Stated task: Word for word, retype every entry in the listing.
-- START Data to process --
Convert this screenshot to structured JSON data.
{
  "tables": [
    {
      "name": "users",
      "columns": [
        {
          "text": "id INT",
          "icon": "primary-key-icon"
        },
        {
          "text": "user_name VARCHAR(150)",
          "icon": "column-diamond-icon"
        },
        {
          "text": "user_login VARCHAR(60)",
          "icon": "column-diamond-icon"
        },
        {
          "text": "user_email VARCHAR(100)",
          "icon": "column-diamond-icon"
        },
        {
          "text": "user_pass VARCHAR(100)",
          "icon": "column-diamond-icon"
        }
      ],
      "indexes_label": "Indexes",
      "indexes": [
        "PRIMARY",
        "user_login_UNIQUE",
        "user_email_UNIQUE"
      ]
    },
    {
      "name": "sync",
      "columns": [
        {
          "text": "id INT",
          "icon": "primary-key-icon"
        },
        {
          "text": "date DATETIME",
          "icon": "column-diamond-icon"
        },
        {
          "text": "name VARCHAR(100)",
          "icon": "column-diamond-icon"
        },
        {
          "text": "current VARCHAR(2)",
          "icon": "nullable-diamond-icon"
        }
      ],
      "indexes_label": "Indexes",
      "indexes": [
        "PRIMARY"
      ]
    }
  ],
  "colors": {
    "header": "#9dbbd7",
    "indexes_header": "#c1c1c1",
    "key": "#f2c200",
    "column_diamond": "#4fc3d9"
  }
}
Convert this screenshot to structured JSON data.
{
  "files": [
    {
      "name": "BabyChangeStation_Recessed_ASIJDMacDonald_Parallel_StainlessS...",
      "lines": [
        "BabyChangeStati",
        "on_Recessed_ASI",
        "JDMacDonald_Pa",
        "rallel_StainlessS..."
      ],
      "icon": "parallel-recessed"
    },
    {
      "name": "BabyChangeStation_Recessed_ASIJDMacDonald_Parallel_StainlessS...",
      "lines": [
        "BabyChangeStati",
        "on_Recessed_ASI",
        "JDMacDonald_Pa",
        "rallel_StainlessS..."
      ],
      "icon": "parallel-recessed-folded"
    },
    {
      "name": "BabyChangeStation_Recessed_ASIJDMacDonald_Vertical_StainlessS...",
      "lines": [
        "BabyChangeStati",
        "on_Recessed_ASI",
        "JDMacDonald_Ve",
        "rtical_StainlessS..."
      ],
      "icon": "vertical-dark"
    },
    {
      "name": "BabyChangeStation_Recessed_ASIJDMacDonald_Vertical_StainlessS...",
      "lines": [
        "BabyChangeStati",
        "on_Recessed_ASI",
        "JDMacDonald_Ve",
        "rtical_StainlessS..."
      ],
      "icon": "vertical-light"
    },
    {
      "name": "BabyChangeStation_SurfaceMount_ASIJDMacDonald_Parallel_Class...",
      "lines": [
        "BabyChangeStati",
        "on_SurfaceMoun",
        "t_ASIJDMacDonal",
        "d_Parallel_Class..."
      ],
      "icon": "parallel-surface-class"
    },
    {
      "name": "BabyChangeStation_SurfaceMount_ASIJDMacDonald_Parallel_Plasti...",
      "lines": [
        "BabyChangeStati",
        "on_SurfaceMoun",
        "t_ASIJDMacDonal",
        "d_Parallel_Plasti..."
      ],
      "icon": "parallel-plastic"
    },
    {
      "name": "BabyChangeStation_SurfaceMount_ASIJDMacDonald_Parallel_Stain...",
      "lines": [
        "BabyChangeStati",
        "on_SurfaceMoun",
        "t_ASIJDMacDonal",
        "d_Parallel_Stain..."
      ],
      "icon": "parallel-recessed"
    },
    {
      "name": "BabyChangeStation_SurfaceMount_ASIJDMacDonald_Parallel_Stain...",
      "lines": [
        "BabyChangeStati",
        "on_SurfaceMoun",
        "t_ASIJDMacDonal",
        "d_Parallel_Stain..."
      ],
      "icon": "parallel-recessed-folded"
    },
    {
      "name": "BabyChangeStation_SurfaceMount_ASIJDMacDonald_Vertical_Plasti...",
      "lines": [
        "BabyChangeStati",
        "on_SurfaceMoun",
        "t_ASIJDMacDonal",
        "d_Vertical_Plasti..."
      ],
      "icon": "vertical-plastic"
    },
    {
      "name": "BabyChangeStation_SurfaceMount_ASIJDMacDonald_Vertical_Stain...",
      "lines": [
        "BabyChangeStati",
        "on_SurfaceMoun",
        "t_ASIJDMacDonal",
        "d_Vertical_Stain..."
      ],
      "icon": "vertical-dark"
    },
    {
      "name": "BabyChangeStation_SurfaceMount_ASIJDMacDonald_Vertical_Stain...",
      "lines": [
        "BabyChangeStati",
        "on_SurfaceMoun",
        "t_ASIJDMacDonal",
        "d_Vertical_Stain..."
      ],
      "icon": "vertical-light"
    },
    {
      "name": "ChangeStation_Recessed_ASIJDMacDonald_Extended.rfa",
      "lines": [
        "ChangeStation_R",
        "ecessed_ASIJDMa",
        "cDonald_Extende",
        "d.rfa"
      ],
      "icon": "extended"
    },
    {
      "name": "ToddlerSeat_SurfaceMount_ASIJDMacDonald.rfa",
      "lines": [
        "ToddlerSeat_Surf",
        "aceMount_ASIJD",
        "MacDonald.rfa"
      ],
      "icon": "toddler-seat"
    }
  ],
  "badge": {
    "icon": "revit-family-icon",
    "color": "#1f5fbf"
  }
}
-- END Data to process --
Solution:
Convert this screenshot to structured JSON data.
{
  "tables": [
    {
      "name": "users",
      "columns": [
        {
          "text": "id INT",
          "icon": "primary-key-icon"
        },
        {
          "text": "user_name VARCHAR(150)",
          "icon": "column-diamond-icon"
        },
        {
          "text": "user_login VARCHAR(60)",
          "icon": "column-diamond-icon"
        },
        {
          "text": "user_email VARCHAR(100)",
          "icon": "column-diamond-icon"
        },
        {
          "text": "user_pass VARCHAR(100)",
          "icon": "column-diamond-icon"
        }
      ],
      "indexes_label": "Indexes",
      "indexes": [
        "PRIMARY",
        "user_login_UNIQUE",
        "user_email_UNIQUE"
      ]
    },
    {
      "name": "sync",
      "columns": [
        {
          "text": "id INT",
          "icon": "primary-key-icon"
        },
        {
          "text": "date DATETIME",
          "icon": "column-diamond-icon"
        },
        {
          "text": "name VARCHAR(100)",
          "icon": "column-diamond-icon"
        },
        {
          "text": "current VARCHAR(2)",
          "icon": "nullable-diamond-icon"
        }
      ],
      "indexes_label": "Indexes",
      "indexes": [
        "PRIMARY"
      ]
    }
  ],
  "colors": {
    "header": "#9dbbd7",
    "indexes_header": "#c1c1c1",
    "key": "#f2c200",
    "column_diamond": "#4fc3d9"
  }
}
Convert this screenshot to structured JSON data.
{
  "files": [
    {
      "name": "BabyChangeStation_Recessed_ASIJDMacDonald_Parallel_StainlessS...",
      "lines": [
        "BabyChangeStati",
        "on_Recessed_ASI",
        "JDMacDonald_Pa",
        "rallel_StainlessS..."
      ],
      "icon": "parallel-recessed"
    },
    {
      "name": "BabyChangeStation_Recessed_ASIJDMacDonald_Parallel_StainlessS...",
      "lines": [
        "BabyChangeStati",
        "on_Recessed_ASI",
        "JDMacDonald_Pa",
        "rallel_StainlessS..."
      ],
      "icon": "parallel-recessed-folded"
    },
    {
      "name": "BabyChangeStation_Recessed_ASIJDMacDonald_Vertical_StainlessS...",
      "lines": [
        "BabyChangeStati",
        "on_Recessed_ASI",
        "JDMacDonald_Ve",
        "rtical_StainlessS..."
      ],
      "icon": "vertical-dark"
    },
    {
      "name": "BabyChangeStation_Recessed_ASIJDMacDonald_Vertical_StainlessS...",
      "lines": [
        "BabyChangeStati",
        "on_Recessed_ASI",
        "JDMacDonald_Ve",
        "rtical_StainlessS..."
      ],
      "icon": "vertical-light"
    },
    {
      "name": "BabyChangeStation_SurfaceMount_ASIJDMacDonald_Parallel_Class...",
      "lines": [
        "BabyChangeStati",
        "on_SurfaceMoun",
        "t_ASIJDMacDonal",
        "d_Parallel_Class..."
      ],
      "icon": "parallel-surface-class"
    },
    {
      "name": "BabyChangeStation_SurfaceMount_ASIJDMacDonald_Parallel_Plasti...",
      "lines": [
        "BabyChangeStati",
        "on_SurfaceMoun",
        "t_ASIJDMacDonal",
        "d_Parallel_Plasti..."
      ],
      "icon": "parallel-plastic"
    },
    {
      "name": "BabyChangeStation_SurfaceMount_ASIJDMacDonald_Parallel_Stain...",
      "lines": [
        "BabyChangeStati",
        "on_SurfaceMoun",
        "t_ASIJDMacDonal",
        "d_Parallel_Stain..."
      ],
      "icon": "parallel-recessed"
    },
    {
      "name": "BabyChangeStation_SurfaceMount_ASIJDMacDonald_Parallel_Stain...",
      "lines": [
        "BabyChangeStati",
        "on_SurfaceMoun",
        "t_ASIJDMacDonal",
        "d_Parallel_Stain..."
      ],
      "icon": "parallel-recessed-folded"
    },
    {
      "name": "BabyChangeStation_SurfaceMount_ASIJDMacDonald_Vertical_Plasti...",
      "lines": [
        "BabyChangeStati",
        "on_SurfaceMoun",
        "t_ASIJDMacDonal",
        "d_Vertical_Plasti..."
      ],
      "icon": "vertical-plastic"
    },
    {
      "name": "BabyChangeStation_SurfaceMount_ASIJDMacDonald_Vertical_Stain...",
      "lines": [
        "BabyChangeStati",
        "on_SurfaceMoun",
        "t_ASIJDMacDonal",
        "d_Vertical_Stain..."
      ],
      "icon": "vertical-dark"
    },
    {
      "name": "BabyChangeStation_SurfaceMount_ASIJDMacDonald_Vertical_Stain...",
      "lines": [
        "BabyChangeStati",
        "on_SurfaceMoun",
        "t_ASIJDMacDonal",
        "d_Vertical_Stain..."
      ],
      "icon": "vertical-light"
    },
    {
      "name": "ChangeStation_Recessed_ASIJDMacDonald_Extended.rfa",
      "lines": [
        "ChangeStation_R",
        "ecessed_ASIJDMa",
        "cDonald_Extende",
        "d.rfa"
      ],
      "icon": "extended"
    },
    {
      "name": "ToddlerSeat_SurfaceMount_ASIJDMacDonald.rfa",
      "lines": [
        "ToddlerSeat_Surf",
        "aceMount_ASIJD",
        "MacDonald.rfa"
      ],
      "icon": "toddler-seat"
    }
  ],
  "badge": {
    "icon": "revit-family-icon",
    "color": "#1f5fbf"
  }
}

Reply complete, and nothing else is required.